◆ **Supplied records**
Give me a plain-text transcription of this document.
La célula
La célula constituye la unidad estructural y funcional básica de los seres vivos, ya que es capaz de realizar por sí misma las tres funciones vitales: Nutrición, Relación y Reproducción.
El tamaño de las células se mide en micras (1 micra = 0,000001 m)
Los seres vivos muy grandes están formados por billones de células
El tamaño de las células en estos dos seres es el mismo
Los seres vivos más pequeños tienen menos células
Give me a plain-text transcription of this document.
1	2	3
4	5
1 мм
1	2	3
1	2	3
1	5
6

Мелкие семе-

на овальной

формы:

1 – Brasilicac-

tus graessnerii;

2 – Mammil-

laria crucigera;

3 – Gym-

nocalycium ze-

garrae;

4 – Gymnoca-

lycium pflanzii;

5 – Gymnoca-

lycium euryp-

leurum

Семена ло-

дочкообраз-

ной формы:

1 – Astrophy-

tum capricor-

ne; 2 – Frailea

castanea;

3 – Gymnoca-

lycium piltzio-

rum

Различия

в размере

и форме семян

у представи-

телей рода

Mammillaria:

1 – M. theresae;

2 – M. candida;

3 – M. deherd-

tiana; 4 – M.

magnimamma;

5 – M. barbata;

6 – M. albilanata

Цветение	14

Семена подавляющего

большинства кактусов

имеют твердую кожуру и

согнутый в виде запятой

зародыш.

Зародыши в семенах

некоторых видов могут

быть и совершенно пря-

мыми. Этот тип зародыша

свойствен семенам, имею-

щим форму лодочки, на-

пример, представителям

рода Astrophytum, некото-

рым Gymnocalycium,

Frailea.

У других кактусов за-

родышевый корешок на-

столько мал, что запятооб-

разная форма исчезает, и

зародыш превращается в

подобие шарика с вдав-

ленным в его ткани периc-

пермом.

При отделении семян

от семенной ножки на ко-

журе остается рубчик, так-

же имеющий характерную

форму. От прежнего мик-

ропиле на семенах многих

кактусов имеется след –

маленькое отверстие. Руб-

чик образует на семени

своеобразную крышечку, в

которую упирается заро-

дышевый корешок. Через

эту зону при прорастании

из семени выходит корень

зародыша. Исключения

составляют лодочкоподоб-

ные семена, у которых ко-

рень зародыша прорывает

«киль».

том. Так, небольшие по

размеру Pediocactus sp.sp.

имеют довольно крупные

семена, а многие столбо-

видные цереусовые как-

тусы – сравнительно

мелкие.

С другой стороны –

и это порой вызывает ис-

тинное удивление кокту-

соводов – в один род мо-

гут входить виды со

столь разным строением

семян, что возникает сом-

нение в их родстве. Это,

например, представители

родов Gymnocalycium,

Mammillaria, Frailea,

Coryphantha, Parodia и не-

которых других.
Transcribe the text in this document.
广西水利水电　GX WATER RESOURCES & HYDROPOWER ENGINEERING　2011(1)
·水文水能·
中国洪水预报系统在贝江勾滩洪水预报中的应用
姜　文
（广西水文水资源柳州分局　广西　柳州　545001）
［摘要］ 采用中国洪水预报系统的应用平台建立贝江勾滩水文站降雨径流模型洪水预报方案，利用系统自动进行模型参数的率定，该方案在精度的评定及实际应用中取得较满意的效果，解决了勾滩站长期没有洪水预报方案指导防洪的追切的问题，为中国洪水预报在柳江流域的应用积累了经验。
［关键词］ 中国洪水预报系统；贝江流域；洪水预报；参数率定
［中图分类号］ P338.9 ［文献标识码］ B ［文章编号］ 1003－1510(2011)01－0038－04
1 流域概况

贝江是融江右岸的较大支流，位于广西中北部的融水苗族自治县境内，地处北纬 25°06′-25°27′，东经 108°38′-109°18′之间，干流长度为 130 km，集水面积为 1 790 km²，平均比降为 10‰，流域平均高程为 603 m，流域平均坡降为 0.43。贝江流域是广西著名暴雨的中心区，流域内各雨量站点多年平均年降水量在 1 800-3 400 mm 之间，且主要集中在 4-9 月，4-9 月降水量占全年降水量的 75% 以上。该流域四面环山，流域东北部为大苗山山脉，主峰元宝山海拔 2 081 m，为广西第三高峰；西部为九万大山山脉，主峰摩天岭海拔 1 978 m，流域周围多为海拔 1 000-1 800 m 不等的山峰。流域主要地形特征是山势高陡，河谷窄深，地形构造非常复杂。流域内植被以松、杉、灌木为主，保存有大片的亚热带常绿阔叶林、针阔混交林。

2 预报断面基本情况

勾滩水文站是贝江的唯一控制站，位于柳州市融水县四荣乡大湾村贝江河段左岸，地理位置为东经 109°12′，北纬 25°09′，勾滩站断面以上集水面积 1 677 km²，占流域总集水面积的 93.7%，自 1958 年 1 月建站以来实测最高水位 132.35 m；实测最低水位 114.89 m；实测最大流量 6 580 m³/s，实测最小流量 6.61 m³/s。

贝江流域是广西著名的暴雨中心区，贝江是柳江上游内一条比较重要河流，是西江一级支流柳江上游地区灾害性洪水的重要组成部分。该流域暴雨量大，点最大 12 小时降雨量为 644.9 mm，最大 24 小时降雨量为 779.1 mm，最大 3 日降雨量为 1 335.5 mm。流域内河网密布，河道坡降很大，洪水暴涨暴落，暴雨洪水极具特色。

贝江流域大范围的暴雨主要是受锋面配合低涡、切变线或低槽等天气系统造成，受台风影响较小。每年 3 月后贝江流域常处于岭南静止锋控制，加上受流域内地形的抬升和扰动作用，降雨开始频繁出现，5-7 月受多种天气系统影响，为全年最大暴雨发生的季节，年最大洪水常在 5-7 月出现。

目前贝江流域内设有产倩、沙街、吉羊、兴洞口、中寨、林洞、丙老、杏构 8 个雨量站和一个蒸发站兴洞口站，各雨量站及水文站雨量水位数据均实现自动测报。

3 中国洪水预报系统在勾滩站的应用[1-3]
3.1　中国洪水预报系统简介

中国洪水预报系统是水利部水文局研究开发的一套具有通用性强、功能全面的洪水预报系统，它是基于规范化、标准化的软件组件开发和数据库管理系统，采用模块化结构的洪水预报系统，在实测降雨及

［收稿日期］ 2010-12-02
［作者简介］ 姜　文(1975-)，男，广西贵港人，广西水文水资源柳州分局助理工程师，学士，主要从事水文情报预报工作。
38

◆ **Goal**
Exactly reproduce every line of the records.

◆ **Result**
Give me a plain-text transcription of this document.
La célula
La célula constituye la unidad estructural y funcional básica de los seres vivos, ya que es capaz de realizar por sí misma las tres funciones vitales: Nutrición, Relación y Reproducción.
El tamaño de las células se mide en micras (1 micra = 0,000001 m)
Los seres vivos muy grandes están formados por billones de células
El tamaño de las células en estos dos seres es el mismo
Los seres vivos más pequeños tienen menos células
Give me a plain-text transcription of this document.
1	2	3
4	5
1 мм
1	2	3
1	2	3
1	5
6

Мелкие семе-

на овальной

формы:

1 – Brasilicac-

tus graessnerii;

2 – Mammil-

laria crucigera;

3 – Gym-

nocalycium ze-

garrae;

4 – Gymnoca-

lycium pflanzii;

5 – Gymnoca-

lycium euryp-

leurum

Семена ло-

дочкообраз-

ной формы:

1 – Astrophy-

tum capricor-

ne; 2 – Frailea

castanea;

3 – Gymnoca-

lycium piltzio-

rum

Различия

в размере

и форме семян

у представи-

телей рода

Mammillaria:

1 – M. theresae;

2 – M. candida;

3 – M. deherd-

tiana; 4 – M.

magnimamma;

5 – M. barbata;

6 – M. albilanata

Цветение	14

Семена подавляющего

большинства кактусов

имеют твердую кожуру и

согнутый в виде запятой

зародыш.

Зародыши в семенах

некоторых видов могут

быть и совершенно пря-

мыми. Этот тип зародыша

свойствен семенам, имею-

щим форму лодочки, на-

пример, представителям

рода Astrophytum, некото-

рым Gymnocalycium,

Frailea.

У других кактусов за-

родышевый корешок на-

столько мал, что запятооб-

разная форма исчезает, и

зародыш превращается в

подобие шарика с вдав-

ленным в его ткани периc-

пермом.

При отделении семян

от семенной ножки на ко-

журе остается рубчик, так-

же имеющий характерную

форму. От прежнего мик-

ропиле на семенах многих

кактусов имеется след –

маленькое отверстие. Руб-

чик образует на семени

своеобразную крышечку, в

которую упирается заро-

дышевый корешок. Через

эту зону при прорастании

из семени выходит корень

зародыша. Исключения

составляют лодочкоподоб-

ные семена, у которых ко-

рень зародыша прорывает

«киль».

том. Так, небольшие по

размеру Pediocactus sp.sp.

имеют довольно крупные

семена, а многие столбо-

видные цереусовые как-

тусы – сравнительно

мелкие.

С другой стороны –

и это порой вызывает ис-

тинное удивление кокту-

соводов – в один род мо-

гут входить виды со

столь разным строением

семян, что возникает сом-

нение в их родстве. Это,

например, представители

родов Gymnocalycium,

Mammillaria, Frailea,

Coryphantha, Parodia и не-

которых других.
Transcribe the text in this document.
广西水利水电　GX WATER RESOURCES & HYDROPOWER ENGINEERING　2011(1)
·水文水能·
中国洪水预报系统在贝江勾滩洪水预报中的应用
姜　文
（广西水文水资源柳州分局　广西　柳州　545001）
［摘要］ 采用中国洪水预报系统的应用平台建立贝江勾滩水文站降雨径流模型洪水预报方案，利用系统自动进行模型参数的率定，该方案在精度的评定及实际应用中取得较满意的效果，解决了勾滩站长期没有洪水预报方案指导防洪的追切的问题，为中国洪水预报在柳江流域的应用积累了经验。
［关键词］ 中国洪水预报系统；贝江流域；洪水预报；参数率定
［中图分类号］ P338.9 ［文献标识码］ B ［文章编号］ 1003－1510(2011)01－0038－04
1 流域概况

贝江是融江右岸的较大支流，位于广西中北部的融水苗族自治县境内，地处北纬 25°06′-25°27′，东经 108°38′-109°18′之间，干流长度为 130 km，集水面积为 1 790 km²，平均比降为 10‰，流域平均高程为 603 m，流域平均坡降为 0.43。贝江流域是广西著名暴雨的中心区，流域内各雨量站点多年平均年降水量在 1 800-3 400 mm 之间，且主要集中在 4-9 月，4-9 月降水量占全年降水量的 75% 以上。该流域四面环山，流域东北部为大苗山山脉，主峰元宝山海拔 2 081 m，为广西第三高峰；西部为九万大山山脉，主峰摩天岭海拔 1 978 m，流域周围多为海拔 1 000-1 800 m 不等的山峰。流域主要地形特征是山势高陡，河谷窄深，地形构造非常复杂。流域内植被以松、杉、灌木为主，保存有大片的亚热带常绿阔叶林、针阔混交林。

2 预报断面基本情况

勾滩水文站是贝江的唯一控制站，位于柳州市融水县四荣乡大湾村贝江河段左岸，地理位置为东经 109°12′，北纬 25°09′，勾滩站断面以上集水面积 1 677 km²，占流域总集水面积的 93.7%，自 1958 年 1 月建站以来实测最高水位 132.35 m；实测最低水位 114.89 m；实测最大流量 6 580 m³/s，实测最小流量 6.61 m³/s。

贝江流域是广西著名的暴雨中心区，贝江是柳江上游内一条比较重要河流，是西江一级支流柳江上游地区灾害性洪水的重要组成部分。该流域暴雨量大，点最大 12 小时降雨量为 644.9 mm，最大 24 小时降雨量为 779.1 mm，最大 3 日降雨量为 1 335.5 mm。流域内河网密布，河道坡降很大，洪水暴涨暴落，暴雨洪水极具特色。

贝江流域大范围的暴雨主要是受锋面配合低涡、切变线或低槽等天气系统造成，受台风影响较小。每年 3 月后贝江流域常处于岭南静止锋控制，加上受流域内地形的抬升和扰动作用，降雨开始频繁出现，5-7 月受多种天气系统影响，为全年最大暴雨发生的季节，年最大洪水常在 5-7 月出现。

目前贝江流域内设有产倩、沙街、吉羊、兴洞口、中寨、林洞、丙老、杏构 8 个雨量站和一个蒸发站兴洞口站，各雨量站及水文站雨量水位数据均实现自动测报。

3 中国洪水预报系统在勾滩站的应用[1-3]
3.1　中国洪水预报系统简介

中国洪水预报系统是水利部水文局研究开发的一套具有通用性强、功能全面的洪水预报系统，它是基于规范化、标准化的软件组件开发和数据库管理系统，采用模块化结构的洪水预报系统，在实测降雨及

［收稿日期］ 2010-12-02
［作者简介］ 姜　文(1975-)，男，广西贵港人，广西水文水资源柳州分局助理工程师，学士，主要从事水文情报预报工作。
38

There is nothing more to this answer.